> Input for this task:
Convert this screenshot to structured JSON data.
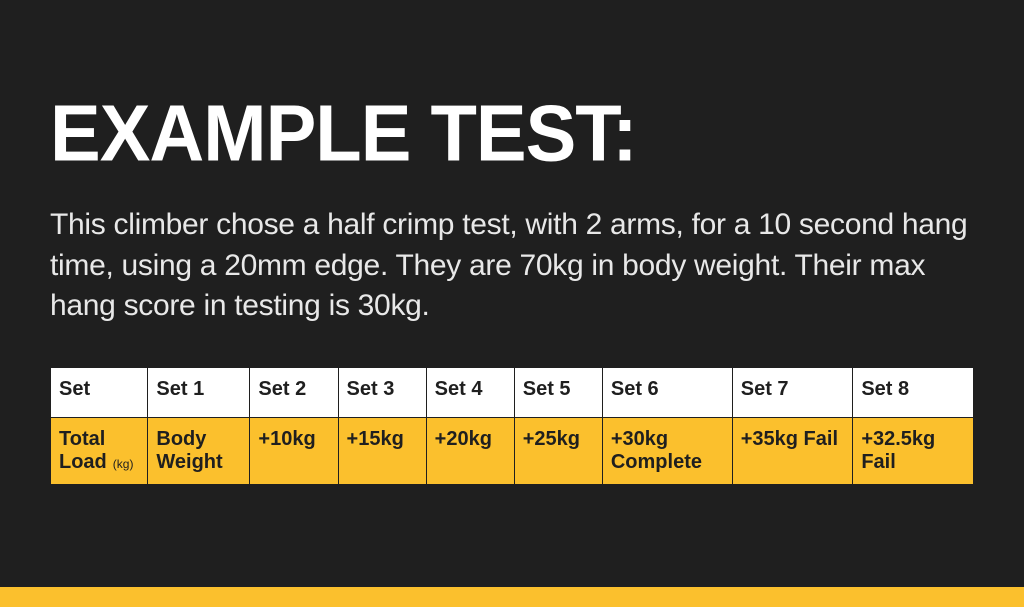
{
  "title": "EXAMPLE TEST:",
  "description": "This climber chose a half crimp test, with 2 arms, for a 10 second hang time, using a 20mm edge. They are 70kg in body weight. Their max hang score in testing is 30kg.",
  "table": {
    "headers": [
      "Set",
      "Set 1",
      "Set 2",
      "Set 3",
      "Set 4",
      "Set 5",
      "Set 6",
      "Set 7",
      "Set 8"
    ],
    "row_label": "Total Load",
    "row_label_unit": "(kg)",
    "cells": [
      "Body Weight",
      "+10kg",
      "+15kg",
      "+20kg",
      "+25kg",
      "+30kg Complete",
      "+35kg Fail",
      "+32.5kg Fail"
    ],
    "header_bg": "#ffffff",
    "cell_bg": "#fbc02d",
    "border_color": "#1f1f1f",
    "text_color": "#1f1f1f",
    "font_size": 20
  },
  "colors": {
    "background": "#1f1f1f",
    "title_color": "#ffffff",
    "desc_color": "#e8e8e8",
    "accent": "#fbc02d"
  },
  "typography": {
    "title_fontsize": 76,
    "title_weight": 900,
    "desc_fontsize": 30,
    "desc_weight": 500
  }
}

> Exercise prompt: Copy the entries above faithfully and omit every image.

> Result below:
Convert this screenshot to structured JSON data.
{
  "title": "EXAMPLE TEST:",
  "description": "This climber chose a half crimp test, with 2 arms, for a 10 second hang time, using a 20mm edge. They are 70kg in body weight. Their max hang score in testing is 30kg.",
  "table": {
    "headers": [
      "Set",
      "Set 1",
      "Set 2",
      "Set 3",
      "Set 4",
      "Set 5",
      "Set 6",
      "Set 7",
      "Set 8"
    ],
    "row_label": "Total Load",
    "row_label_unit": "(kg)",
    "cells": [
      "Body Weight",
      "+10kg",
      "+15kg",
      "+20kg",
      "+25kg",
      "+30kg Complete",
      "+35kg Fail",
      "+32.5kg Fail"
    ],
    "header_bg": "#ffffff",
    "cell_bg": "#fbc02d",
    "border_color": "#1f1f1f",
    "text_color": "#1f1f1f",
    "font_size": 20
  },
  "colors": {
    "background": "#1f1f1f",
    "title_color": "#ffffff",
    "desc_color": "#e8e8e8",
    "accent": "#fbc02d"
  },
  "typography": {
    "title_fontsize": 76,
    "title_weight": 900,
    "desc_fontsize": 30,
    "desc_weight": 500
  }
}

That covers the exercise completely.